Directive -
Please write out the material below word for word, beginning with its first line and stopping after the line that contains "data-label: 460 xyxy=(1081,884,1119,911)".

------ Input data ------

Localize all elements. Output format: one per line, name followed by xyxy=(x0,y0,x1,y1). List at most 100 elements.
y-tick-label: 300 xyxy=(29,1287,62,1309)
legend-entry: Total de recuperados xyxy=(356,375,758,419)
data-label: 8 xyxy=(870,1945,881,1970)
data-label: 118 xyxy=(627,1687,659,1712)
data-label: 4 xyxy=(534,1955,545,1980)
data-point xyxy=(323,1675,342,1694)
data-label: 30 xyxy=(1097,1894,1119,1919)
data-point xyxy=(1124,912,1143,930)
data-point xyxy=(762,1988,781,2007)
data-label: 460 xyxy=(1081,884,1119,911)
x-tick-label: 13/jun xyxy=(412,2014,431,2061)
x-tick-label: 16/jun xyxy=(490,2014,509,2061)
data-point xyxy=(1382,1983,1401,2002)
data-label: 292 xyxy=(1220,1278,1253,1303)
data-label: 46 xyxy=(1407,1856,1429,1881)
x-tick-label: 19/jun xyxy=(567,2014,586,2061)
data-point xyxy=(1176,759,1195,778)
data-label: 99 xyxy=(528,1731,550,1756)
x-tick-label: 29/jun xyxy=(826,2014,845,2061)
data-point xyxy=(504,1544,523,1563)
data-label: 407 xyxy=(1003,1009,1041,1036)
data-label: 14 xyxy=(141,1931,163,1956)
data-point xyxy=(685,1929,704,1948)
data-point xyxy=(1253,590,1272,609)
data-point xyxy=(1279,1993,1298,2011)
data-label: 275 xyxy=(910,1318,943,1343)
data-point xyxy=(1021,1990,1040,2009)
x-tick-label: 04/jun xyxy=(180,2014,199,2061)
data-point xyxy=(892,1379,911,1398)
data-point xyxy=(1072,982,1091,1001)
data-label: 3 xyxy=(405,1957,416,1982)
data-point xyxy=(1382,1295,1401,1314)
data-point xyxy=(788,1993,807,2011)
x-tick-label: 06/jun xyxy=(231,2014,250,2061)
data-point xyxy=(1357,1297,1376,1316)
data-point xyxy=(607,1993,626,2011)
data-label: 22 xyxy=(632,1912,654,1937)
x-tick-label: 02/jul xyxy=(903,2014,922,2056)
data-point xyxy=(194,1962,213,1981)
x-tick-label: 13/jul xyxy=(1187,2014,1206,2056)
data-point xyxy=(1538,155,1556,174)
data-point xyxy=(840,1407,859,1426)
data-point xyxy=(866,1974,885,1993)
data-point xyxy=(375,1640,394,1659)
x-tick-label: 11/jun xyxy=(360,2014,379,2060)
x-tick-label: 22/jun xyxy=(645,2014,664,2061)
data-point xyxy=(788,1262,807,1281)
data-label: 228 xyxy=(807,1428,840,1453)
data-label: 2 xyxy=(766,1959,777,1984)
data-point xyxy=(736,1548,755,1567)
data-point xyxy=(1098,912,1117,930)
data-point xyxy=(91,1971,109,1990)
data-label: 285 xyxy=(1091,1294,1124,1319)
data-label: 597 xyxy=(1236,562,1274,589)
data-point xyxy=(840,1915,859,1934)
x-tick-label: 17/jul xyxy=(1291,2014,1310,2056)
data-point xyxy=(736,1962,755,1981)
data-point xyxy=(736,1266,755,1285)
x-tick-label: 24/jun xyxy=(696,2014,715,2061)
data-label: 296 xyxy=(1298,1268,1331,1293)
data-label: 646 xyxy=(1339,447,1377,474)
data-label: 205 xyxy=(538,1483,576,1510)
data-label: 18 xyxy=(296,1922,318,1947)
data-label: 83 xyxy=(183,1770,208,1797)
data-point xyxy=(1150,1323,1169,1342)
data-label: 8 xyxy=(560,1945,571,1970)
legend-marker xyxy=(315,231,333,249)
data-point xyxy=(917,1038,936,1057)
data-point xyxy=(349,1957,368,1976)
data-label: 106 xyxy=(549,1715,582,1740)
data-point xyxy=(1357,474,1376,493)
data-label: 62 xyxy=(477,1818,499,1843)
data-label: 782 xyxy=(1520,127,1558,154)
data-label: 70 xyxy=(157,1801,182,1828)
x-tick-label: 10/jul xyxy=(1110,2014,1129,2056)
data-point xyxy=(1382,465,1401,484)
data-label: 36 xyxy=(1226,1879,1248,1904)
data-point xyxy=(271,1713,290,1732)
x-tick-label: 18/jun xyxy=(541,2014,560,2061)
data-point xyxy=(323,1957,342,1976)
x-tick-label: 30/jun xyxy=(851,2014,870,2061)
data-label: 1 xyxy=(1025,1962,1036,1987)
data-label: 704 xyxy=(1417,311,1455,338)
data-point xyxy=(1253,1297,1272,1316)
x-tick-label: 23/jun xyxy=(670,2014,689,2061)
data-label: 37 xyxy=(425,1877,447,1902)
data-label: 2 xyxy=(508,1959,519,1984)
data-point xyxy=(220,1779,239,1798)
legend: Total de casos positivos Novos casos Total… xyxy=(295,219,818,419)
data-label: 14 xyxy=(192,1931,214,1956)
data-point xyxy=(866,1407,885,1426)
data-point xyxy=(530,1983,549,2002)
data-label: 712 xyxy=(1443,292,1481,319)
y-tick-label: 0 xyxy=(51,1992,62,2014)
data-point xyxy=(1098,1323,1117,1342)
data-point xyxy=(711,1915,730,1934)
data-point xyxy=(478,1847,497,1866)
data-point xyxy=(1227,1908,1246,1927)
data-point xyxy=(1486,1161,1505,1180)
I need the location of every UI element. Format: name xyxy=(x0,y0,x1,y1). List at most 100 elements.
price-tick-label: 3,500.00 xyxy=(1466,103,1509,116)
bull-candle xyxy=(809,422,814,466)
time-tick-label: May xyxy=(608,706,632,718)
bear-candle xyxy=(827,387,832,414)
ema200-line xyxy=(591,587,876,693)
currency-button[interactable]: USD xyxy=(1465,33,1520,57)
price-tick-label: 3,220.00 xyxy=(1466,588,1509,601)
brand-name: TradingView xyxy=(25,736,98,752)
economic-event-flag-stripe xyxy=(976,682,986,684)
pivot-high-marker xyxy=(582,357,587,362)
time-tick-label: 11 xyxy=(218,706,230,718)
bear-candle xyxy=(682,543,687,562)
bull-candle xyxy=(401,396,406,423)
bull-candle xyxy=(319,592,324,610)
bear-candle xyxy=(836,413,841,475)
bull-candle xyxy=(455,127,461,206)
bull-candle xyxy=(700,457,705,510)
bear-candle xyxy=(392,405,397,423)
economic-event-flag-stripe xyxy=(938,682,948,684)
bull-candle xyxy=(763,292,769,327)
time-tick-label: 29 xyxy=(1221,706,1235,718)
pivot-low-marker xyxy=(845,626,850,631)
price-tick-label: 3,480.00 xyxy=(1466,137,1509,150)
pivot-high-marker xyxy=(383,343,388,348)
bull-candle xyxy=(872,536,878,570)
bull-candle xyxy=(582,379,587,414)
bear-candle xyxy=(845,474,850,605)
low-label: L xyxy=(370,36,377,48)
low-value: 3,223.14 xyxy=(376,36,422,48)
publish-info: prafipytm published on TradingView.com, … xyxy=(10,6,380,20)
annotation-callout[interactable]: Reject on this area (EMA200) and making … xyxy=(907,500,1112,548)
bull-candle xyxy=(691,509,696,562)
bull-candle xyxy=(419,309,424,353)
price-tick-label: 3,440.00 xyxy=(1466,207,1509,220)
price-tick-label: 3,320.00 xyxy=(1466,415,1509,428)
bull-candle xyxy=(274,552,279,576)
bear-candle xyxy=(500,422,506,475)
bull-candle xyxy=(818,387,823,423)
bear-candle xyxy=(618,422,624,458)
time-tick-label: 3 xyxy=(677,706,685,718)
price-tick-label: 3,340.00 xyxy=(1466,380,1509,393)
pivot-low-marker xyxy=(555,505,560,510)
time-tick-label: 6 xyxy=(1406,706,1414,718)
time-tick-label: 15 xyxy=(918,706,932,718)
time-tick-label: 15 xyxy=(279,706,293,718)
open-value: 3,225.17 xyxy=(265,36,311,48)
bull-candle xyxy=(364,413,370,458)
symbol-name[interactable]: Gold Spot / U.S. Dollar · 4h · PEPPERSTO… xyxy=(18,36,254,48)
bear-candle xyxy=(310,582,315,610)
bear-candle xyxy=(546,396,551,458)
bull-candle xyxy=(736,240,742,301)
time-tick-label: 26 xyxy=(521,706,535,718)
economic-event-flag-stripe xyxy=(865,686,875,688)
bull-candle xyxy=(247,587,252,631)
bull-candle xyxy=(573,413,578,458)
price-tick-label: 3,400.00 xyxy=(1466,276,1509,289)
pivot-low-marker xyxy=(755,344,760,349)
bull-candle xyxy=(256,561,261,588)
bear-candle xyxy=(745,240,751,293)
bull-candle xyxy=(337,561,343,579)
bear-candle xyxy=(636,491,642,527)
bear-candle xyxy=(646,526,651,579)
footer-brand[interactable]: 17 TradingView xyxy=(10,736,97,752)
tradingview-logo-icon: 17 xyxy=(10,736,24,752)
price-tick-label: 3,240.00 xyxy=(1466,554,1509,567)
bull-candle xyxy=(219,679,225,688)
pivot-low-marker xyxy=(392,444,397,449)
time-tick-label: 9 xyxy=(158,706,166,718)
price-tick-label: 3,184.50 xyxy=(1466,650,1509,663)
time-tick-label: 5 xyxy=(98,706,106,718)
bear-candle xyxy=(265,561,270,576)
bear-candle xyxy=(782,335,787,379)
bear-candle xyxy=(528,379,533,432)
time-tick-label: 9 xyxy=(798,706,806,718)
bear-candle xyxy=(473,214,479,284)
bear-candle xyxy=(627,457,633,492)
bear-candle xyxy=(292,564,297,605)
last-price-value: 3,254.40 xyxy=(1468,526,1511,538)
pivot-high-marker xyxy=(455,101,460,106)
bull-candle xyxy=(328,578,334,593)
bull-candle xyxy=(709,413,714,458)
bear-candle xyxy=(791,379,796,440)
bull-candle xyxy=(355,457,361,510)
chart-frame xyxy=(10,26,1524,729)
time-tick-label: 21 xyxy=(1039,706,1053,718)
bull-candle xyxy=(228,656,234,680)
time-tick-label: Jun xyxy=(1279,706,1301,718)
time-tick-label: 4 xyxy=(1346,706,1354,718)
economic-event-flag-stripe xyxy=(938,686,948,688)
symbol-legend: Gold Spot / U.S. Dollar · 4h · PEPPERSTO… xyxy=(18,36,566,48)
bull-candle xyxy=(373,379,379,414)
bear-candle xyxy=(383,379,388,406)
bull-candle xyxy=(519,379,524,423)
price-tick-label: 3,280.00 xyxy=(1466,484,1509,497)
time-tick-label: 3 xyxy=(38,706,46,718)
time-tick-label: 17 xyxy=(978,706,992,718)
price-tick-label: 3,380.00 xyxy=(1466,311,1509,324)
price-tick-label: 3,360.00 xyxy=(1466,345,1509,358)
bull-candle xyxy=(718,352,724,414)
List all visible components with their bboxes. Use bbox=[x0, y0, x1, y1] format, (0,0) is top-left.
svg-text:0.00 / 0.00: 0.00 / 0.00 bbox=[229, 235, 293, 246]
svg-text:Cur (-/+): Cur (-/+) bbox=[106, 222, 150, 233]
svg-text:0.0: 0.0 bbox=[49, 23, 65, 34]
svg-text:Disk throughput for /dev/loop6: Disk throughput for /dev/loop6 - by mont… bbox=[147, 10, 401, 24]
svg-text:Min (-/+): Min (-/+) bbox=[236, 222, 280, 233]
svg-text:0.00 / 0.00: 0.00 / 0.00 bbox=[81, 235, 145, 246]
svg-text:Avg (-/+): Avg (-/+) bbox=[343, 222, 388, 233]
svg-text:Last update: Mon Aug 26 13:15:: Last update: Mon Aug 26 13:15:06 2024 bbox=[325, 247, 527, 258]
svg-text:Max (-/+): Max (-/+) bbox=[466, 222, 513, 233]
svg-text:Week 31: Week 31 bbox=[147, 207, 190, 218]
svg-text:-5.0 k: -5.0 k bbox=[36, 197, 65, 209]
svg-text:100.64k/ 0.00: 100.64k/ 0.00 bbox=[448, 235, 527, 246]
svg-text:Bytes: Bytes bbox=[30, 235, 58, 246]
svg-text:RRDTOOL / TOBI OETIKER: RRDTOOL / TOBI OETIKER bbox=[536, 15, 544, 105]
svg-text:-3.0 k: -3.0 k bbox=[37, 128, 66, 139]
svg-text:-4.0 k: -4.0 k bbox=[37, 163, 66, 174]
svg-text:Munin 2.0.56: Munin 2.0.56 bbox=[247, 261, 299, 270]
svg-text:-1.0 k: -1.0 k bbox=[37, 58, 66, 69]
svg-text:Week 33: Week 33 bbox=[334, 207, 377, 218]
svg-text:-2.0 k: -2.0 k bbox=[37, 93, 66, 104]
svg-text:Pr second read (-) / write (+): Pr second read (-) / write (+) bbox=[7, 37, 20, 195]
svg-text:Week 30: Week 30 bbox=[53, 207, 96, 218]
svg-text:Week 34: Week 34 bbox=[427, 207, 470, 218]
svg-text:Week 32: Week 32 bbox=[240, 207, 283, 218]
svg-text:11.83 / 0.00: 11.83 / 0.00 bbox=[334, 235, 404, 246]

------

Task solution -
Localize all elements. Output format: one per line, name followed by xyxy=(x0,y0,x1,y1). List at most 100 elements.
y-tick-label: 300 xyxy=(29,1287,62,1309)
legend-entry: Total de recuperados xyxy=(356,375,758,419)
data-label: 8 xyxy=(870,1945,881,1970)
data-label: 118 xyxy=(627,1687,659,1712)
data-label: 4 xyxy=(534,1955,545,1980)
data-point xyxy=(323,1675,342,1694)
data-label: 30 xyxy=(1097,1894,1119,1919)
data-point xyxy=(1124,912,1143,930)
data-point xyxy=(762,1988,781,2007)
data-label: 460 xyxy=(1081,884,1119,911)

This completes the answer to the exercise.